Task inputs -
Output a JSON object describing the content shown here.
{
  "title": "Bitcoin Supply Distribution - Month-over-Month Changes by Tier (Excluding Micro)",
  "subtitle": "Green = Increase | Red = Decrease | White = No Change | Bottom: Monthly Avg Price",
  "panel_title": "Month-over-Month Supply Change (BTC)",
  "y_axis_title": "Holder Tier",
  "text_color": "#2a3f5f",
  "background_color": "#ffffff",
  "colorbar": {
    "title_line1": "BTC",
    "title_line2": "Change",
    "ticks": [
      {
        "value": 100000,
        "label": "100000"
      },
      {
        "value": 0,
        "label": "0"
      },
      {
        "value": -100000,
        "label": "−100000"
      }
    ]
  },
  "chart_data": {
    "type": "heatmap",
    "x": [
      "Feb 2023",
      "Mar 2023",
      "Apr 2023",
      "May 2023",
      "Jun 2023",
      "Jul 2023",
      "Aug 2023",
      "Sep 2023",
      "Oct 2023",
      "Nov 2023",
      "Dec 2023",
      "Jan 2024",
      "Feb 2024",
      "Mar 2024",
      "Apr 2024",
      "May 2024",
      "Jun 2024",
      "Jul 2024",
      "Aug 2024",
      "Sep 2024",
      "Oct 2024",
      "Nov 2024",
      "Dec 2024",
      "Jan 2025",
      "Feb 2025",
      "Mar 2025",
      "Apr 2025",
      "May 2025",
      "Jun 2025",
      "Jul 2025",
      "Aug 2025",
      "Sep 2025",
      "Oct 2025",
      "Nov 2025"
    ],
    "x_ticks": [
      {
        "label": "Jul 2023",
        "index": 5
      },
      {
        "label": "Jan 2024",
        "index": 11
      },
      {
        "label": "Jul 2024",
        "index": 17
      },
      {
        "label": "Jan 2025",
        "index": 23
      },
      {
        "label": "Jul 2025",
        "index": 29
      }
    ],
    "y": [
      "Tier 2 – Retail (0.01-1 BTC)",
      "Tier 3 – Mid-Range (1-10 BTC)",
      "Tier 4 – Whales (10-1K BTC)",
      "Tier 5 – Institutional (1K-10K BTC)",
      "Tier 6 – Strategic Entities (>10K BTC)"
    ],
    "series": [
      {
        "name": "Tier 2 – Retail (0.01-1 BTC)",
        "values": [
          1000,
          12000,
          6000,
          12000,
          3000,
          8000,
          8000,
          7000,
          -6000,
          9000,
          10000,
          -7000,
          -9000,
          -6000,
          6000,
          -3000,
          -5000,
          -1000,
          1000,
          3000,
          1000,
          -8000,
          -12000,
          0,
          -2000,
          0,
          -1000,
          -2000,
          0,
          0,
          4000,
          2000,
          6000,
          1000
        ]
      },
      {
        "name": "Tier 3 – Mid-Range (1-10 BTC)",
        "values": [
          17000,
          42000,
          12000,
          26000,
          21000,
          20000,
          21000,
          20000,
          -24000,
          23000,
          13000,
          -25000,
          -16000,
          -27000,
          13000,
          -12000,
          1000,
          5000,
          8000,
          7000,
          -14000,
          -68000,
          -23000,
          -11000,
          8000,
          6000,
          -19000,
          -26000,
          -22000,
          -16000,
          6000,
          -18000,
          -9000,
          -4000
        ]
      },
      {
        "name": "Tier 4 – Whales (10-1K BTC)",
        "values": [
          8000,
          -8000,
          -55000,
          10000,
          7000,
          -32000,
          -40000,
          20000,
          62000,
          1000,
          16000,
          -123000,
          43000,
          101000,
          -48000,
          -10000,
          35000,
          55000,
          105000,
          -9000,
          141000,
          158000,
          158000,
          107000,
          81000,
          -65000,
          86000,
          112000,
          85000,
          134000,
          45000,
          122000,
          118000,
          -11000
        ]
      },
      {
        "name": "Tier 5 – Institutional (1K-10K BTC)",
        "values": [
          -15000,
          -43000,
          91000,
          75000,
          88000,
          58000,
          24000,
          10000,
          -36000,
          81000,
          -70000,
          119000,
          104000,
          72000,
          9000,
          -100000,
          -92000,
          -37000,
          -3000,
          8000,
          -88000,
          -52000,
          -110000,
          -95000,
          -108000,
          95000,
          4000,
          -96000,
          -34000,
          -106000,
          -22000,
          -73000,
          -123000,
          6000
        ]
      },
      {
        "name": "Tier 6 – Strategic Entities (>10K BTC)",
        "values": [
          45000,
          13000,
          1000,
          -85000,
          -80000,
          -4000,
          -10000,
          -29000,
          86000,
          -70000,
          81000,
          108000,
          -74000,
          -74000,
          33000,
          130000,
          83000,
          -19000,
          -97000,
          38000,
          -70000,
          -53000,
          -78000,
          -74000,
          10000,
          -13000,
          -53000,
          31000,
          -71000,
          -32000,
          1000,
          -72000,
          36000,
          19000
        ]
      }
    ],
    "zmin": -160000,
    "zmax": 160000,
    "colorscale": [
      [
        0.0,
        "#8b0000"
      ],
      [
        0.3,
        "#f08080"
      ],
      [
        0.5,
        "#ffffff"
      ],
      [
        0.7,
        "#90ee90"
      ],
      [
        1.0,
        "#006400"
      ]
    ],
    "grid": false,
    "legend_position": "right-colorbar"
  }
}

To be done -
Pick out each line that holds the string "Supply".

Response to the exercise -
  "title": "Bitcoin Supply Distribution - Month-over-Month Changes by Tier (Excluding Micro)",
  "panel_title": "Month-over-Month Supply Change (BTC)",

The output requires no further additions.